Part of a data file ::
──────────
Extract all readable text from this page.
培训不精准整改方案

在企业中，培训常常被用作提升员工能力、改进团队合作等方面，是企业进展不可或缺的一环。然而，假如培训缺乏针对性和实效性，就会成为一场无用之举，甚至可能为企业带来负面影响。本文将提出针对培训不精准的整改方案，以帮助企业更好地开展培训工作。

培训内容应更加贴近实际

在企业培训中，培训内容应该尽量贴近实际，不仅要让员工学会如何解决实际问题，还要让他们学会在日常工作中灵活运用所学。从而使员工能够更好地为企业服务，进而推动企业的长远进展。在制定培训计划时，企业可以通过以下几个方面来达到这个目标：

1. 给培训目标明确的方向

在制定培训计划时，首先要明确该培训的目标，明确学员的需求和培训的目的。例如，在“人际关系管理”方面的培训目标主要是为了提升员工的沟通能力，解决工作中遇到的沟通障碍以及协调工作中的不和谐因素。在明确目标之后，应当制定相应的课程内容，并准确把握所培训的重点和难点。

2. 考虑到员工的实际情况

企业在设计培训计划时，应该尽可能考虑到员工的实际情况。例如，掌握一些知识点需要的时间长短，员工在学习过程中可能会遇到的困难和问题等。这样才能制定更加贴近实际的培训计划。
──────────
WHAT YOU SHOULD DO :: Take the listing above and write it out again exactly.

EXPECTED OUTPUT ::
Extract all readable text from this page.
培训不精准整改方案

在企业中，培训常常被用作提升员工能力、改进团队合作等方面，是企业进展不可或缺的一环。然而，假如培训缺乏针对性和实效性，就会成为一场无用之举，甚至可能为企业带来负面影响。本文将提出针对培训不精准的整改方案，以帮助企业更好地开展培训工作。

培训内容应更加贴近实际

在企业培训中，培训内容应该尽量贴近实际，不仅要让员工学会如何解决实际问题，还要让他们学会在日常工作中灵活运用所学。从而使员工能够更好地为企业服务，进而推动企业的长远进展。在制定培训计划时，企业可以通过以下几个方面来达到这个目标：

1. 给培训目标明确的方向

在制定培训计划时，首先要明确该培训的目标，明确学员的需求和培训的目的。例如，在“人际关系管理”方面的培训目标主要是为了提升员工的沟通能力，解决工作中遇到的沟通障碍以及协调工作中的不和谐因素。在明确目标之后，应当制定相应的课程内容，并准确把握所培训的重点和难点。

2. 考虑到员工的实际情况

企业在设计培训计划时，应该尽可能考虑到员工的实际情况。例如，掌握一些知识点需要的时间长短，员工在学习过程中可能会遇到的困难和问题等。这样才能制定更加贴近实际的培训计划。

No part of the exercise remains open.